Required work -
Transcribe every line exactly. Leave the pictures behind.
--- Start of Records for this exercise ---
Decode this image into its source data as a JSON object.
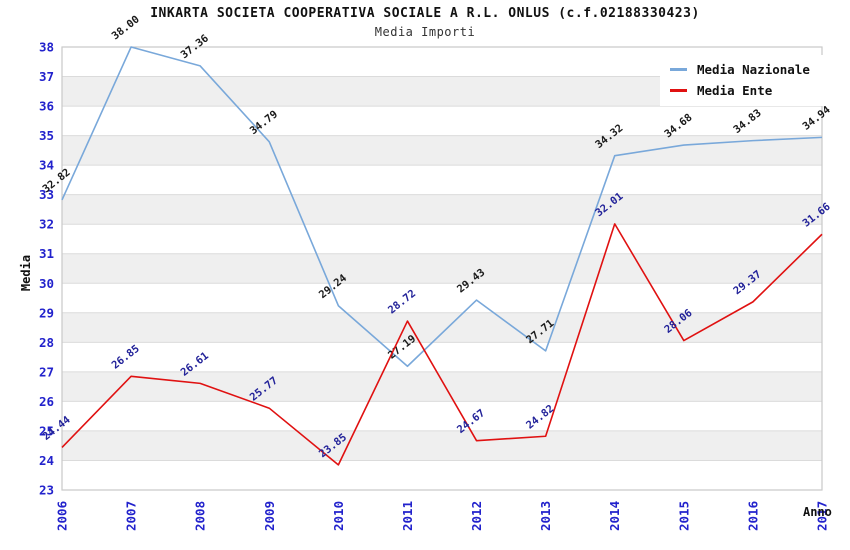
{
  "chart_data": {
    "type": "line",
    "title": "INKARTA SOCIETA COOPERATIVA SOCIALE A R.L. ONLUS (c.f.02188330423)",
    "subtitle": "Media Importi",
    "xlabel": "Anno",
    "ylabel": "Media",
    "x": [
      "2006",
      "2007",
      "2008",
      "2009",
      "2010",
      "2011",
      "2012",
      "2013",
      "2014",
      "2015",
      "2016",
      "2017"
    ],
    "ylim": [
      23,
      38
    ],
    "ytick_step": 1,
    "grid": true,
    "legend_position": "top-right",
    "series": [
      {
        "name": "Media Nazionale",
        "color": "#79A8DA",
        "label_color": "#1a1a1a",
        "values": [
          32.82,
          38.0,
          37.36,
          34.79,
          29.24,
          27.19,
          29.43,
          27.71,
          34.32,
          34.68,
          34.83,
          34.94
        ]
      },
      {
        "name": "Media Ente",
        "color": "#E01111",
        "label_color": "#222299",
        "values": [
          24.44,
          26.85,
          26.61,
          25.77,
          23.85,
          28.72,
          24.67,
          24.82,
          32.01,
          28.06,
          29.37,
          31.66
        ]
      }
    ],
    "style": {
      "band_color": "#EFEFEF",
      "grid_color": "#DBDBDB",
      "border_color": "#C9C9C9",
      "tick_label_color": "#2222CC"
    }
  }
}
--- End of Records for this exercise ---
Answer to the task -
Decode this image into its source data as a JSON object.
{
  "chart_data": {
    "type": "line",
    "title": "INKARTA SOCIETA COOPERATIVA SOCIALE A R.L. ONLUS (c.f.02188330423)",
    "subtitle": "Media Importi",
    "xlabel": "Anno",
    "ylabel": "Media",
    "x": [
      "2006",
      "2007",
      "2008",
      "2009",
      "2010",
      "2011",
      "2012",
      "2013",
      "2014",
      "2015",
      "2016",
      "2017"
    ],
    "ylim": [
      23,
      38
    ],
    "ytick_step": 1,
    "grid": true,
    "legend_position": "top-right",
    "series": [
      {
        "name": "Media Nazionale",
        "color": "#79A8DA",
        "label_color": "#1a1a1a",
        "values": [
          32.82,
          38.0,
          37.36,
          34.79,
          29.24,
          27.19,
          29.43,
          27.71,
          34.32,
          34.68,
          34.83,
          34.94
        ]
      },
      {
        "name": "Media Ente",
        "color": "#E01111",
        "label_color": "#222299",
        "values": [
          24.44,
          26.85,
          26.61,
          25.77,
          23.85,
          28.72,
          24.67,
          24.82,
          32.01,
          28.06,
          29.37,
          31.66
        ]
      }
    ],
    "style": {
      "band_color": "#EFEFEF",
      "grid_color": "#DBDBDB",
      "border_color": "#C9C9C9",
      "tick_label_color": "#2222CC"
    }
  }
}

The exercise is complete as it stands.